# PROBLEM TO SOLVE:
Output every line below without omitting or altering anything.
================
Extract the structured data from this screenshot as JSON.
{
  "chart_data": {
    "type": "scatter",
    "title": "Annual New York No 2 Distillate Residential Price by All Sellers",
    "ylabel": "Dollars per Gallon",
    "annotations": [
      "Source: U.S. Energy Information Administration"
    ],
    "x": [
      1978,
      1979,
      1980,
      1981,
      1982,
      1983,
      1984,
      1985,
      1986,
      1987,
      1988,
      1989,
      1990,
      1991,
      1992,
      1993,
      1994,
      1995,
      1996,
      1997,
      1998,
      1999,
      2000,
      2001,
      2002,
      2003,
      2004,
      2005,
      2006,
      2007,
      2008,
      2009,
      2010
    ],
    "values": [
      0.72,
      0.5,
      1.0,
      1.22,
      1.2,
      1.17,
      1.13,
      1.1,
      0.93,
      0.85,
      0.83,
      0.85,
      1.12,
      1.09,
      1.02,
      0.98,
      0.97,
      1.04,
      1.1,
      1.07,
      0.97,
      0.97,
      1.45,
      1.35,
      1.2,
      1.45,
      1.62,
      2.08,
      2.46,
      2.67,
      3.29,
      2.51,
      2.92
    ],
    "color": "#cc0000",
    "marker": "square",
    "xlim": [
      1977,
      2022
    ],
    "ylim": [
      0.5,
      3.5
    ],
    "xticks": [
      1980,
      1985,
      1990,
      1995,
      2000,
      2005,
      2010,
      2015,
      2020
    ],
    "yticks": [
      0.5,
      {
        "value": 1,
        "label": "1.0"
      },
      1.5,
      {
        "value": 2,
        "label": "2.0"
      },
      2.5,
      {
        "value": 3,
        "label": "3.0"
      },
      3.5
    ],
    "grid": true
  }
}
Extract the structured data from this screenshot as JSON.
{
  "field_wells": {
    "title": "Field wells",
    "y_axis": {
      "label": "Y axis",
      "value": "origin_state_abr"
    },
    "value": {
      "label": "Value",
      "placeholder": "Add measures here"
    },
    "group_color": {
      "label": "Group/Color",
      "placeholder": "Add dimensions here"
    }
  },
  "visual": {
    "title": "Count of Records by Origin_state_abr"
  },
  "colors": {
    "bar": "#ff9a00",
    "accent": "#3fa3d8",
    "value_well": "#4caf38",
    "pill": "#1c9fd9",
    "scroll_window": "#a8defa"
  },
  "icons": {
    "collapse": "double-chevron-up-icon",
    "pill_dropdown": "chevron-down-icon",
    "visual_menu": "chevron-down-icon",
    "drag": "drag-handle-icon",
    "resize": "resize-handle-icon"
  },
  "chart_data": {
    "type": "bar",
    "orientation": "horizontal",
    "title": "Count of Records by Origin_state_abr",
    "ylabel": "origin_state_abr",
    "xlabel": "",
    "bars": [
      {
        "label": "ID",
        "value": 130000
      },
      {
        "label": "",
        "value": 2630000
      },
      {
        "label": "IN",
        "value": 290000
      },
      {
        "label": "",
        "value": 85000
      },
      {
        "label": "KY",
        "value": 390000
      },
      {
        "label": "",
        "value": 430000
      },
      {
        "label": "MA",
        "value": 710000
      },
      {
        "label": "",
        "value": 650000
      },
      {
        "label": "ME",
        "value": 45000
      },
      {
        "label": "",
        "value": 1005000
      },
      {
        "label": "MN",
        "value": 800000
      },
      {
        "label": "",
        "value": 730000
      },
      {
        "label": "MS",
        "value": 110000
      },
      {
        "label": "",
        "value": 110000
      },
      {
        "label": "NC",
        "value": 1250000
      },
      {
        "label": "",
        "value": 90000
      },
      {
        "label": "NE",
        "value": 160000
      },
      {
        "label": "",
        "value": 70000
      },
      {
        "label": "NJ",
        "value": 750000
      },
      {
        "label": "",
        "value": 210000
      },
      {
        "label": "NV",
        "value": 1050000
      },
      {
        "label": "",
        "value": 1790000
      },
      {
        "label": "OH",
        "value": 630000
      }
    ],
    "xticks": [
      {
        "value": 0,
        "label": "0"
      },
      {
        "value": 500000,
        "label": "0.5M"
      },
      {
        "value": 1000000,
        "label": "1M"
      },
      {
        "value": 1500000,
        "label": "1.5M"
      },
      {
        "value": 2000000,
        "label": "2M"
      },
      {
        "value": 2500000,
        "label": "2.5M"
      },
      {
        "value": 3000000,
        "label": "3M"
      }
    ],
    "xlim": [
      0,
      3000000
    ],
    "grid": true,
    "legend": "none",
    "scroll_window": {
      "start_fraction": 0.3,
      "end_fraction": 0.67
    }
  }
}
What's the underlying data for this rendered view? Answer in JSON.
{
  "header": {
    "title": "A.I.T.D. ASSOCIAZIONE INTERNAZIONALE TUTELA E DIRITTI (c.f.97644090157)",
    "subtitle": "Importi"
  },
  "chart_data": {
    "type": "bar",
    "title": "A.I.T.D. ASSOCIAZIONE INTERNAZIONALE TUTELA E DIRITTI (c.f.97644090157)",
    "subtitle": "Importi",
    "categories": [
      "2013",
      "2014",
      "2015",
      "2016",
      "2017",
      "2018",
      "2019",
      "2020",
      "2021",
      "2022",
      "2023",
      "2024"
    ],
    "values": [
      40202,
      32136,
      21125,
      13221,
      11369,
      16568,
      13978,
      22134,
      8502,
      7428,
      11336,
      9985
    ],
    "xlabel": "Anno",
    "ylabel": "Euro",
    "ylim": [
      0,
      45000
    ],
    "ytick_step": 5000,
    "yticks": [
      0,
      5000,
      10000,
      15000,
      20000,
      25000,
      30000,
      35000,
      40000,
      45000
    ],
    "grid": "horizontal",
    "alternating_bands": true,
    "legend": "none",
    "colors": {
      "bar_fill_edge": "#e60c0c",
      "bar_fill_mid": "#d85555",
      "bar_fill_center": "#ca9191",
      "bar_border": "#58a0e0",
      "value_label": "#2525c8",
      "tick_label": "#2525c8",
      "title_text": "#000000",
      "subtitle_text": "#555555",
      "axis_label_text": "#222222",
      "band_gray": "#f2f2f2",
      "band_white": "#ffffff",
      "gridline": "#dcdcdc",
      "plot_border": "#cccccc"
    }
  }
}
================
# REPLY:
Extract the structured data from this screenshot as JSON.
{
  "chart_data": {
    "type": "scatter",
    "title": "Annual New York No 2 Distillate Residential Price by All Sellers",
    "ylabel": "Dollars per Gallon",
    "annotations": [
      "Source: U.S. Energy Information Administration"
    ],
    "x": [
      1978,
      1979,
      1980,
      1981,
      1982,
      1983,
      1984,
      1985,
      1986,
      1987,
      1988,
      1989,
      1990,
      1991,
      1992,
      1993,
      1994,
      1995,
      1996,
      1997,
      1998,
      1999,
      2000,
      2001,
      2002,
      2003,
      2004,
      2005,
      2006,
      2007,
      2008,
      2009,
      2010
    ],
    "values": [
      0.72,
      0.5,
      1.0,
      1.22,
      1.2,
      1.17,
      1.13,
      1.1,
      0.93,
      0.85,
      0.83,
      0.85,
      1.12,
      1.09,
      1.02,
      0.98,
      0.97,
      1.04,
      1.1,
      1.07,
      0.97,
      0.97,
      1.45,
      1.35,
      1.2,
      1.45,
      1.62,
      2.08,
      2.46,
      2.67,
      3.29,
      2.51,
      2.92
    ],
    "color": "#cc0000",
    "marker": "square",
    "xlim": [
      1977,
      2022
    ],
    "ylim": [
      0.5,
      3.5
    ],
    "xticks": [
      1980,
      1985,
      1990,
      1995,
      2000,
      2005,
      2010,
      2015,
      2020
    ],
    "yticks": [
      0.5,
      {
        "value": 1,
        "label": "1.0"
      },
      1.5,
      {
        "value": 2,
        "label": "2.0"
      },
      2.5,
      {
        "value": 3,
        "label": "3.0"
      },
      3.5
    ],
    "grid": true
  }
}
Extract the structured data from this screenshot as JSON.
{
  "field_wells": {
    "title": "Field wells",
    "y_axis": {
      "label": "Y axis",
      "value": "origin_state_abr"
    },
    "value": {
      "label": "Value",
      "placeholder": "Add measures here"
    },
    "group_color": {
      "label": "Group/Color",
      "placeholder": "Add dimensions here"
    }
  },
  "visual": {
    "title": "Count of Records by Origin_state_abr"
  },
  "colors": {
    "bar": "#ff9a00",
    "accent": "#3fa3d8",
    "value_well": "#4caf38",
    "pill": "#1c9fd9",
    "scroll_window": "#a8defa"
  },
  "icons": {
    "collapse": "double-chevron-up-icon",
    "pill_dropdown": "chevron-down-icon",
    "visual_menu": "chevron-down-icon",
    "drag": "drag-handle-icon",
    "resize": "resize-handle-icon"
  },
  "chart_data": {
    "type": "bar",
    "orientation": "horizontal",
    "title": "Count of Records by Origin_state_abr",
    "ylabel": "origin_state_abr",
    "xlabel": "",
    "bars": [
      {
        "label": "ID",
        "value": 130000
      },
      {
        "label": "",
        "value": 2630000
      },
      {
        "label": "IN",
        "value": 290000
      },
      {
        "label": "",
        "value": 85000
      },
      {
        "label": "KY",
        "value": 390000
      },
      {
        "label": "",
        "value": 430000
      },
      {
        "label": "MA",
        "value": 710000
      },
      {
        "label": "",
        "value": 650000
      },
      {
        "label": "ME",
        "value": 45000
      },
      {
        "label": "",
        "value": 1005000
      },
      {
        "label": "MN",
        "value": 800000
      },
      {
        "label": "",
        "value": 730000
      },
      {
        "label": "MS",
        "value": 110000
      },
      {
        "label": "",
        "value": 110000
      },
      {
        "label": "NC",
        "value": 1250000
      },
      {
        "label": "",
        "value": 90000
      },
      {
        "label": "NE",
        "value": 160000
      },
      {
        "label": "",
        "value": 70000
      },
      {
        "label": "NJ",
        "value": 750000
      },
      {
        "label": "",
        "value": 210000
      },
      {
        "label": "NV",
        "value": 1050000
      },
      {
        "label": "",
        "value": 1790000
      },
      {
        "label": "OH",
        "value": 630000
      }
    ],
    "xticks": [
      {
        "value": 0,
        "label": "0"
      },
      {
        "value": 500000,
        "label": "0.5M"
      },
      {
        "value": 1000000,
        "label": "1M"
      },
      {
        "value": 1500000,
        "label": "1.5M"
      },
      {
        "value": 2000000,
        "label": "2M"
      },
      {
        "value": 2500000,
        "label": "2.5M"
      },
      {
        "value": 3000000,
        "label": "3M"
      }
    ],
    "xlim": [
      0,
      3000000
    ],
    "grid": true,
    "legend": "none",
    "scroll_window": {
      "start_fraction": 0.3,
      "end_fraction": 0.67
    }
  }
}
What's the underlying data for this rendered view? Answer in JSON.
{
  "header": {
    "title": "A.I.T.D. ASSOCIAZIONE INTERNAZIONALE TUTELA E DIRITTI (c.f.97644090157)",
    "subtitle": "Importi"
  },
  "chart_data": {
    "type": "bar",
    "title": "A.I.T.D. ASSOCIAZIONE INTERNAZIONALE TUTELA E DIRITTI (c.f.97644090157)",
    "subtitle": "Importi",
    "categories": [
      "2013",
      "2014",
      "2015",
      "2016",
      "2017",
      "2018",
      "2019",
      "2020",
      "2021",
      "2022",
      "2023",
      "2024"
    ],
    "values": [
      40202,
      32136,
      21125,
      13221,
      11369,
      16568,
      13978,
      22134,
      8502,
      7428,
      11336,
      9985
    ],
    "xlabel": "Anno",
    "ylabel": "Euro",
    "ylim": [
      0,
      45000
    ],
    "ytick_step": 5000,
    "yticks": [
      0,
      5000,
      10000,
      15000,
      20000,
      25000,
      30000,
      35000,
      40000,
      45000
    ],
    "grid": "horizontal",
    "alternating_bands": true,
    "legend": "none",
    "colors": {
      "bar_fill_edge": "#e60c0c",
      "bar_fill_mid": "#d85555",
      "bar_fill_center": "#ca9191",
      "bar_border": "#58a0e0",
      "value_label": "#2525c8",
      "tick_label": "#2525c8",
      "title_text": "#000000",
      "subtitle_text": "#555555",
      "axis_label_text": "#222222",
      "band_gray": "#f2f2f2",
      "band_white": "#ffffff",
      "gridline": "#dcdcdc",
      "plot_border": "#cccccc"
    }
  }
}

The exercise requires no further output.